WHAT IS ASKED — In the entries below, find every line holding the string "juchheidi" and collect it.

Saved data entries —

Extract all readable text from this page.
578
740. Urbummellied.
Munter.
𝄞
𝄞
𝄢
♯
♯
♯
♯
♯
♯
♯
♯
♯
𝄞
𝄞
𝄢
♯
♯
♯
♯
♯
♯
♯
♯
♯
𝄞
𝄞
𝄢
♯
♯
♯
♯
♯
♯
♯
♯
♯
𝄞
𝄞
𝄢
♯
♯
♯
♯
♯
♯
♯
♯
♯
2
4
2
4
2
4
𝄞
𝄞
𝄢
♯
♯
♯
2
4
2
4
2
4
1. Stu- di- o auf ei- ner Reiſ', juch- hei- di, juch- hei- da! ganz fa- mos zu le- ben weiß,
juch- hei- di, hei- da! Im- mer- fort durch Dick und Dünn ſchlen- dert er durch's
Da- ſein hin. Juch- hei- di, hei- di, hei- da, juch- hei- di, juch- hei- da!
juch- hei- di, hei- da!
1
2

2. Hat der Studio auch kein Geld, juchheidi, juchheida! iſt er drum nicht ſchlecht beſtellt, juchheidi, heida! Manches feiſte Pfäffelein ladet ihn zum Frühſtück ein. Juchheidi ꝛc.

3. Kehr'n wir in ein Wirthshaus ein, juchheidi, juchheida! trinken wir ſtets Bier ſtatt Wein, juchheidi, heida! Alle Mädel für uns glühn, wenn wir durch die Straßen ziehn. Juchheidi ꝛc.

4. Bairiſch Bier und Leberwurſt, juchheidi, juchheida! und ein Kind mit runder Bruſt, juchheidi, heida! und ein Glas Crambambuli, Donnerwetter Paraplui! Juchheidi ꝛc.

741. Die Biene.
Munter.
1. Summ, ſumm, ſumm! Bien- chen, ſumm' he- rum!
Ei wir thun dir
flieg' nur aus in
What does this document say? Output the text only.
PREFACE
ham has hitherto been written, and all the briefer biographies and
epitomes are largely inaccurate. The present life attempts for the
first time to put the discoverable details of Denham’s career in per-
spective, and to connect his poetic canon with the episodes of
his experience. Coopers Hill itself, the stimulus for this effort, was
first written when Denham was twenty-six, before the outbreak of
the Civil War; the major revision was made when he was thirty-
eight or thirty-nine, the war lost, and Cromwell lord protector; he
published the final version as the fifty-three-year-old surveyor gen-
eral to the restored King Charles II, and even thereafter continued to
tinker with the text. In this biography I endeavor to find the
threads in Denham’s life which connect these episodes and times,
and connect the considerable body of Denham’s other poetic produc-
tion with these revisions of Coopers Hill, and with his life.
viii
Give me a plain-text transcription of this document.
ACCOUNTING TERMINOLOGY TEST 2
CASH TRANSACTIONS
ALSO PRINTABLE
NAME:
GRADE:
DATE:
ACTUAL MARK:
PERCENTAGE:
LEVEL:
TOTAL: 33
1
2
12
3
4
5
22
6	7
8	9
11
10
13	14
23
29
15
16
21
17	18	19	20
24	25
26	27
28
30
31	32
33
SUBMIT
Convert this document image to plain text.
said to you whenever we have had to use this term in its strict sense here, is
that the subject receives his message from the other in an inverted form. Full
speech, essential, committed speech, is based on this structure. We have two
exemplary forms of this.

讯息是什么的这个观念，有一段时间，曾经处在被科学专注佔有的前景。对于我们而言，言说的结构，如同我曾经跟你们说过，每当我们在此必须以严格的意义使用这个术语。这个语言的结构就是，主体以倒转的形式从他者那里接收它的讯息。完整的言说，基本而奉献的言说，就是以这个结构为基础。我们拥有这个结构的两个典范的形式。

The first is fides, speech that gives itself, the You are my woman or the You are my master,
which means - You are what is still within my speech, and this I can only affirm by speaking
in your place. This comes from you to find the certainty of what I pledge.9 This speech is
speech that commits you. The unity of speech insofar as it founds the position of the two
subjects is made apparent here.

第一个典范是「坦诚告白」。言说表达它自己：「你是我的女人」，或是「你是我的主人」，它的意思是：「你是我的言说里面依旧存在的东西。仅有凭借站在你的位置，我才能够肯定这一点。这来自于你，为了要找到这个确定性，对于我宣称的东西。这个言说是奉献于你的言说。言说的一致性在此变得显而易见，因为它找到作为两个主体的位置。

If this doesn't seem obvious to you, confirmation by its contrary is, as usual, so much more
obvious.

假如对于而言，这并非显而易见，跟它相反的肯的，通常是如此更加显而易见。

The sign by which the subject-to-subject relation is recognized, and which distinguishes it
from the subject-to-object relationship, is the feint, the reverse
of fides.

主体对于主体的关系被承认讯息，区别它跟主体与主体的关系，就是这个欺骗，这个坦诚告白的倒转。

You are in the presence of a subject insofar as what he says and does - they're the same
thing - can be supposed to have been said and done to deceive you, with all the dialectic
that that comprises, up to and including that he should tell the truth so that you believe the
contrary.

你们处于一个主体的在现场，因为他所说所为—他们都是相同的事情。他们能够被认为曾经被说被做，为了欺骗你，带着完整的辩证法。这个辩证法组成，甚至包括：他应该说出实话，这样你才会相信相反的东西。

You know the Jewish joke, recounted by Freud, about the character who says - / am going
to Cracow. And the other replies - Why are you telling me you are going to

SOLUTION TO THIS PROBLEM —
2. Hat der Studio auch kein Geld, juchheidi, juchheida! iſt er drum nicht ſchlecht beſtellt, juchheidi, heida! Manches feiſte Pfäffelein ladet ihn zum Frühſtück ein. Juchheidi ꝛc.
3. Kehr'n wir in ein Wirthshaus ein, juchheidi, juchheida! trinken wir ſtets Bier ſtatt Wein, juchheidi, heida! Alle Mädel für uns glühn, wenn wir durch die Straßen ziehn. Juchheidi ꝛc.
4. Bairiſch Bier und Leberwurſt, juchheidi, juchheida! und ein Kind mit runder Bruſt, juchheidi, heida! und ein Glas Crambambuli, Donnerwetter Paraplui! Juchheidi ꝛc.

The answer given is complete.